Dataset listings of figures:
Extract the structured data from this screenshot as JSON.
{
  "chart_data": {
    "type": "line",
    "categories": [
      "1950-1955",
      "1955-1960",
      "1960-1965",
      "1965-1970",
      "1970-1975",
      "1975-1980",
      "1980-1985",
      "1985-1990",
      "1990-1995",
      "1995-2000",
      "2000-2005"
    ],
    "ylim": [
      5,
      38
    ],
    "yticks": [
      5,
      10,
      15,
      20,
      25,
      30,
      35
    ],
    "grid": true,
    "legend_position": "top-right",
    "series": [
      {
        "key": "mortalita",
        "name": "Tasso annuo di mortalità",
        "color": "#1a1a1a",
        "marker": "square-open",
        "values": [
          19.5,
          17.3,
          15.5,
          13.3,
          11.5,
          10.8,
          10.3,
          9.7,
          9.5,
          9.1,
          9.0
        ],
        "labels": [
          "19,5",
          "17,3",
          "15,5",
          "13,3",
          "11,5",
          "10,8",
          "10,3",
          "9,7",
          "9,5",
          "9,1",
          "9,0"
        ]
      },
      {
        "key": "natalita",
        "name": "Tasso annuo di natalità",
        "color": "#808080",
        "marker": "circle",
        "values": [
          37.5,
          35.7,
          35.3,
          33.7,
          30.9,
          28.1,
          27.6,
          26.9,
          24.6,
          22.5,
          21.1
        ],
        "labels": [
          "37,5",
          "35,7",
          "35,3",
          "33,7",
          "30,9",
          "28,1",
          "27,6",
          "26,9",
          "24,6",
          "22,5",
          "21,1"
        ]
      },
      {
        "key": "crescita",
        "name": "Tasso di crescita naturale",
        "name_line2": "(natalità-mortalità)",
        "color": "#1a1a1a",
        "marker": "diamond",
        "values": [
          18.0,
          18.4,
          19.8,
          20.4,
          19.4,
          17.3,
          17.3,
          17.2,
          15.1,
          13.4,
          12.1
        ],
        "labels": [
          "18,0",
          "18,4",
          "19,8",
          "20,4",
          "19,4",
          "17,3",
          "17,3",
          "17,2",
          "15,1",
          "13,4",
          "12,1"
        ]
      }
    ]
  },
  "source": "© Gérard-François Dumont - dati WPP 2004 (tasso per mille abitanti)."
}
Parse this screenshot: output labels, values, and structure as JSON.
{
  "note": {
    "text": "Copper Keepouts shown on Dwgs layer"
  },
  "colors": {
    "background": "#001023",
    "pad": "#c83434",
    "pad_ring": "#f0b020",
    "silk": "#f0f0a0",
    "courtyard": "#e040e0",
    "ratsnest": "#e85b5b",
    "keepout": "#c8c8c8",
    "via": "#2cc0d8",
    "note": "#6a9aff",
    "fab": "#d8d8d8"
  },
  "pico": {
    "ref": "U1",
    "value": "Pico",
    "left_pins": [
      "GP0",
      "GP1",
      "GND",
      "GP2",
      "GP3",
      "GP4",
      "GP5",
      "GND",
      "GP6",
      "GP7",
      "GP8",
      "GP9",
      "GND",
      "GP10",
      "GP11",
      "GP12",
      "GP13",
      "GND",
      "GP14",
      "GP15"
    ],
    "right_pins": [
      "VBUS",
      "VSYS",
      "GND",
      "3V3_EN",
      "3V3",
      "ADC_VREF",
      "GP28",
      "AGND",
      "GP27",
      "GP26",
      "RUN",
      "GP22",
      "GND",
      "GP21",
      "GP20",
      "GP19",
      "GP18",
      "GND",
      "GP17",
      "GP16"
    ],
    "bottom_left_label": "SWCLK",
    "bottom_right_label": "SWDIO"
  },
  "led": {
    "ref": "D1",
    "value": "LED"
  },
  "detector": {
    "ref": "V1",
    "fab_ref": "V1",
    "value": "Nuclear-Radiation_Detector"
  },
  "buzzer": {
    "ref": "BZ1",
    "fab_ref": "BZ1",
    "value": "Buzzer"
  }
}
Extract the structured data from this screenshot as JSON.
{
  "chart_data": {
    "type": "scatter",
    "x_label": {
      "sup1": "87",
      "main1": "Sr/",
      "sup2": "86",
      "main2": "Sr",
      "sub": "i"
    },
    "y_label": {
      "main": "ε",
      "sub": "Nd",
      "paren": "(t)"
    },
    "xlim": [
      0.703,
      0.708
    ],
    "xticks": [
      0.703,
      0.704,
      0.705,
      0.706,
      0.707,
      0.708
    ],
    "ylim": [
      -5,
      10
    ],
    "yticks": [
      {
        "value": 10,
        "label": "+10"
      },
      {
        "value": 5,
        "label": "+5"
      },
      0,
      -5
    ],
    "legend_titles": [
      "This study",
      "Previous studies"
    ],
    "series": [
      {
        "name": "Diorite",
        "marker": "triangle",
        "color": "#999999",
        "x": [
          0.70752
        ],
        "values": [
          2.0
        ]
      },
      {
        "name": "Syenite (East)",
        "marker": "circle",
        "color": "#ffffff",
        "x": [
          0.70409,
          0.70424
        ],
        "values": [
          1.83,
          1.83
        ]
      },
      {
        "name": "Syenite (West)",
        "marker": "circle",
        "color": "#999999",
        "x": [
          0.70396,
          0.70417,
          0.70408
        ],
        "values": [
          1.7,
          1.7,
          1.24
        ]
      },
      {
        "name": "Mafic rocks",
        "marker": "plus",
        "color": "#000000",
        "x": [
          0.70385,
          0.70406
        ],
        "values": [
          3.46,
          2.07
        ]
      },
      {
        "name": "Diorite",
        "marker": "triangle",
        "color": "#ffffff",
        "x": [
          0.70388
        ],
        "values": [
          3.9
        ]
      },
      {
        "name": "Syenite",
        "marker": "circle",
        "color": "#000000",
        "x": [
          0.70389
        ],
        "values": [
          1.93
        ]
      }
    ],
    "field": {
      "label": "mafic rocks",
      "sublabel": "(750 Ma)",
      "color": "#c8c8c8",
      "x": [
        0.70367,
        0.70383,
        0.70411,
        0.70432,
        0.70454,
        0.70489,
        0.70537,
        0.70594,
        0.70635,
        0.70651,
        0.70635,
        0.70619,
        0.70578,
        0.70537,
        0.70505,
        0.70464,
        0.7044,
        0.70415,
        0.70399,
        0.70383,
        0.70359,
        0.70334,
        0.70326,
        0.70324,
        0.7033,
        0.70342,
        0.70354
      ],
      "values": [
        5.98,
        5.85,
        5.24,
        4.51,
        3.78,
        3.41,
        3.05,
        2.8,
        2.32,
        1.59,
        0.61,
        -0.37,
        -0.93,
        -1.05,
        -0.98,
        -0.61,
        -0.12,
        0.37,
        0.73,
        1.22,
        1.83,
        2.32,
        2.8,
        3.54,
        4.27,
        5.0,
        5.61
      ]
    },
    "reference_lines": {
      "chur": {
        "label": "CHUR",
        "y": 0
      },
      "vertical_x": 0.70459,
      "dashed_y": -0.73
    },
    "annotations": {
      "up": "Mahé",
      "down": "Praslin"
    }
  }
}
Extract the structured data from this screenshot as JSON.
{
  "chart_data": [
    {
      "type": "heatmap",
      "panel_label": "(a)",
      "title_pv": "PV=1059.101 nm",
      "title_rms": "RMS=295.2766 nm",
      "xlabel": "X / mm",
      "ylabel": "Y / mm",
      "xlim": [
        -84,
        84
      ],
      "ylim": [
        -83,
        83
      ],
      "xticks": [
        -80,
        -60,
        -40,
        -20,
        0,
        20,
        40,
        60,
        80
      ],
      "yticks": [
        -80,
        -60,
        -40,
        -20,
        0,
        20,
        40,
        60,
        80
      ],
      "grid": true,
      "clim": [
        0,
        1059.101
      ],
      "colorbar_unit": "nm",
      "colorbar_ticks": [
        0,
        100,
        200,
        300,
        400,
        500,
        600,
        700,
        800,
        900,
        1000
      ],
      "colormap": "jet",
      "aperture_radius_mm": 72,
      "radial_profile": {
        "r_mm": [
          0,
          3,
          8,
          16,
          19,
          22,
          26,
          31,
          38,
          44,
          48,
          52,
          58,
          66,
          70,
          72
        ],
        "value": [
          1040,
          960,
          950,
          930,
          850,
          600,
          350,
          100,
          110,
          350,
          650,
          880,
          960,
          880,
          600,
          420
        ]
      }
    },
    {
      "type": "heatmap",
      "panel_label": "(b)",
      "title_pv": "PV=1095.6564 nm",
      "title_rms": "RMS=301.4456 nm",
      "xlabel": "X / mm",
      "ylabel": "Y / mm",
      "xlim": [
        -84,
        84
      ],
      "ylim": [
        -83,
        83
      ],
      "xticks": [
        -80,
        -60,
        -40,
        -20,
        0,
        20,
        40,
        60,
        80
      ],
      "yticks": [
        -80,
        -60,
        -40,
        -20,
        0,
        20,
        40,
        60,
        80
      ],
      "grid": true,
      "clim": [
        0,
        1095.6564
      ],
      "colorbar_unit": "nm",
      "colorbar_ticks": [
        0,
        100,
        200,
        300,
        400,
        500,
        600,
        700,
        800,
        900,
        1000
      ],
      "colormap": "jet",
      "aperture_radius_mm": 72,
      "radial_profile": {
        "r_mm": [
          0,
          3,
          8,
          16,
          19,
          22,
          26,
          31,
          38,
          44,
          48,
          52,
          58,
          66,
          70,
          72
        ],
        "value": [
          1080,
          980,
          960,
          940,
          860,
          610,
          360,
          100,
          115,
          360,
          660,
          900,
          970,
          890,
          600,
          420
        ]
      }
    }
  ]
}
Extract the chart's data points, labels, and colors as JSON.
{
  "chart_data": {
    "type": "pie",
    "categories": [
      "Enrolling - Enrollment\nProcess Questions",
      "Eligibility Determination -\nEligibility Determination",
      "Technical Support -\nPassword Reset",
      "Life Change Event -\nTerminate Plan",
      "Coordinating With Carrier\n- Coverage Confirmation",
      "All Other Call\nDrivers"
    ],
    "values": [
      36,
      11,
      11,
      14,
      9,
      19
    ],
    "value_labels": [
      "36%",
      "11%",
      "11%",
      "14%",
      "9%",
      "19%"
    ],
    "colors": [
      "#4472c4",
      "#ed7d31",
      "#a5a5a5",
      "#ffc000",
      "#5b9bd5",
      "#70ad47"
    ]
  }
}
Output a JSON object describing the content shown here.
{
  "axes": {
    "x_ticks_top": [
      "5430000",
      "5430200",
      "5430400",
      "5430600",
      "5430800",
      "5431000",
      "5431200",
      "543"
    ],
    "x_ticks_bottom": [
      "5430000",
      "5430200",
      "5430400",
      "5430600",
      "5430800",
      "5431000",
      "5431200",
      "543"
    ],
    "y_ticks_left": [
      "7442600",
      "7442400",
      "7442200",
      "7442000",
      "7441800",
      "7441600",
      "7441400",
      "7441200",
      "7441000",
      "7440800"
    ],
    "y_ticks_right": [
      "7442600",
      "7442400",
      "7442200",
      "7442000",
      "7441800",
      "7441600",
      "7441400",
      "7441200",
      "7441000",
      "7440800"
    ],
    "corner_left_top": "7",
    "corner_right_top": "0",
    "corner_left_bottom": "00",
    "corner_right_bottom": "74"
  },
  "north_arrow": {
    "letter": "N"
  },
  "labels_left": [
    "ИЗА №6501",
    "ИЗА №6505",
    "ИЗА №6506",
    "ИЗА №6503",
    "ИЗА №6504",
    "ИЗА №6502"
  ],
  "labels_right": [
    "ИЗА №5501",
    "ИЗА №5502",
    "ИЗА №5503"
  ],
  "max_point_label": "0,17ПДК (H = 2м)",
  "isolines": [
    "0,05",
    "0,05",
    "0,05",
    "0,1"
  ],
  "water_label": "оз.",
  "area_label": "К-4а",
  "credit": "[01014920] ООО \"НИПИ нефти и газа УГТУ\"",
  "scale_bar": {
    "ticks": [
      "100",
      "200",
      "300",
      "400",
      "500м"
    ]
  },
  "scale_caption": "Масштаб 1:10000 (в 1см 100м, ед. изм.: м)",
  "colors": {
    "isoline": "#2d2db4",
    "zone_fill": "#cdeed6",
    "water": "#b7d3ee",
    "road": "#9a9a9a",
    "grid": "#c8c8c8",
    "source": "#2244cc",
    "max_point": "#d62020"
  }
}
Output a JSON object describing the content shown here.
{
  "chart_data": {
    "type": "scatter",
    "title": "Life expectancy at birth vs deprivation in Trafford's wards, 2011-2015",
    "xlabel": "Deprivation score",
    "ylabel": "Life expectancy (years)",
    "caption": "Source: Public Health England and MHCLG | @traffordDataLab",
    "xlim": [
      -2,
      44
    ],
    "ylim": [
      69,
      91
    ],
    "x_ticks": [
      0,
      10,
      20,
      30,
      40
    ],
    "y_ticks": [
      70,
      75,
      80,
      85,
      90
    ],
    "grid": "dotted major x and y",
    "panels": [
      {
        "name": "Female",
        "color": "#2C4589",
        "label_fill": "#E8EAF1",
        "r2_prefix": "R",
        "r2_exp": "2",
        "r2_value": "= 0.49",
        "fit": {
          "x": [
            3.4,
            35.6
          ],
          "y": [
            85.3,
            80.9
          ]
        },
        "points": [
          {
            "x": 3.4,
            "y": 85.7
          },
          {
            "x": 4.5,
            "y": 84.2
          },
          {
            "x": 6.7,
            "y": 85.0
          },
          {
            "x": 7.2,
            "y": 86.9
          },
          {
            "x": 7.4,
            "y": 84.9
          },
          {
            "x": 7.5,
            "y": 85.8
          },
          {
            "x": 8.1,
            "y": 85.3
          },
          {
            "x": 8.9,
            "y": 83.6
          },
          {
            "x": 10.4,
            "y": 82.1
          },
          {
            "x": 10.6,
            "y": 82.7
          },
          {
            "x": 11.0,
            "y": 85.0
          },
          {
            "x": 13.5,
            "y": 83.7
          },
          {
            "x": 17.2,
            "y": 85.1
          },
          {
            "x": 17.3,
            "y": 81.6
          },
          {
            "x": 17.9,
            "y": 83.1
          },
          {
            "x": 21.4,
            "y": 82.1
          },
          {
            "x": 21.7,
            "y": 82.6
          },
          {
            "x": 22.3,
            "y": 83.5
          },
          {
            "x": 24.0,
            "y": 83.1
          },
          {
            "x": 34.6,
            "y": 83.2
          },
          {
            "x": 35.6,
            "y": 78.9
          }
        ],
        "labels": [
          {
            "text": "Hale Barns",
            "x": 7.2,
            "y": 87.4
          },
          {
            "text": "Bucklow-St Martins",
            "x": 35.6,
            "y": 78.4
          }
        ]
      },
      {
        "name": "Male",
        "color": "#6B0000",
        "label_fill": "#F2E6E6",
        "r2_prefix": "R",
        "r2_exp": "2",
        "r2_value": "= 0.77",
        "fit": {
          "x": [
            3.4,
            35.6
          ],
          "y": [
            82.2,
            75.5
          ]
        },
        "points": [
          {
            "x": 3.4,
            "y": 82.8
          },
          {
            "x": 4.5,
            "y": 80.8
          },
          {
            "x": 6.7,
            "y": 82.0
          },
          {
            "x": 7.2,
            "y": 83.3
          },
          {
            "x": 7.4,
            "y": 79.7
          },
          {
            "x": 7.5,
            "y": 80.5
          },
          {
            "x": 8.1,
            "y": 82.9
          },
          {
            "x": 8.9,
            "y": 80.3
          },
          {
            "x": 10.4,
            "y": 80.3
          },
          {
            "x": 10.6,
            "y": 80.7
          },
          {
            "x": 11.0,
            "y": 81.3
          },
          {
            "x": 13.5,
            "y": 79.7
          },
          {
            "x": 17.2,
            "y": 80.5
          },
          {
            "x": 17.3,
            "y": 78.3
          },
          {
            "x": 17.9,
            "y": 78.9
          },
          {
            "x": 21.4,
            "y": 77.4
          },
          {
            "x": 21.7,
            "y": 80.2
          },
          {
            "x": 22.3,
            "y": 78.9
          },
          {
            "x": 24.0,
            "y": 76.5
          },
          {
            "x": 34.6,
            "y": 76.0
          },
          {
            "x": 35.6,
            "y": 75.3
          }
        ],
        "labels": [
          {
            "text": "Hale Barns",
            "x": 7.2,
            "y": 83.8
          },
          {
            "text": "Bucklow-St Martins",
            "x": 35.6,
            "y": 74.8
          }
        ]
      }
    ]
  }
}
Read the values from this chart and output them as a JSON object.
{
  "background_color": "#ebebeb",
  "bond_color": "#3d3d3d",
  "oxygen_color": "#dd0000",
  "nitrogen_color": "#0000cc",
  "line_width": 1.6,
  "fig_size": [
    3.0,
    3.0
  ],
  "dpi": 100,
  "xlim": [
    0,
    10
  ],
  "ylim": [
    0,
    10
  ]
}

YOUR GOAL => Copy every line of the listing that contains the word "Syenite".

FINAL RESULT =>
        "name": "Syenite (East)",
        "name": "Syenite (West)",
        "name": "Syenite",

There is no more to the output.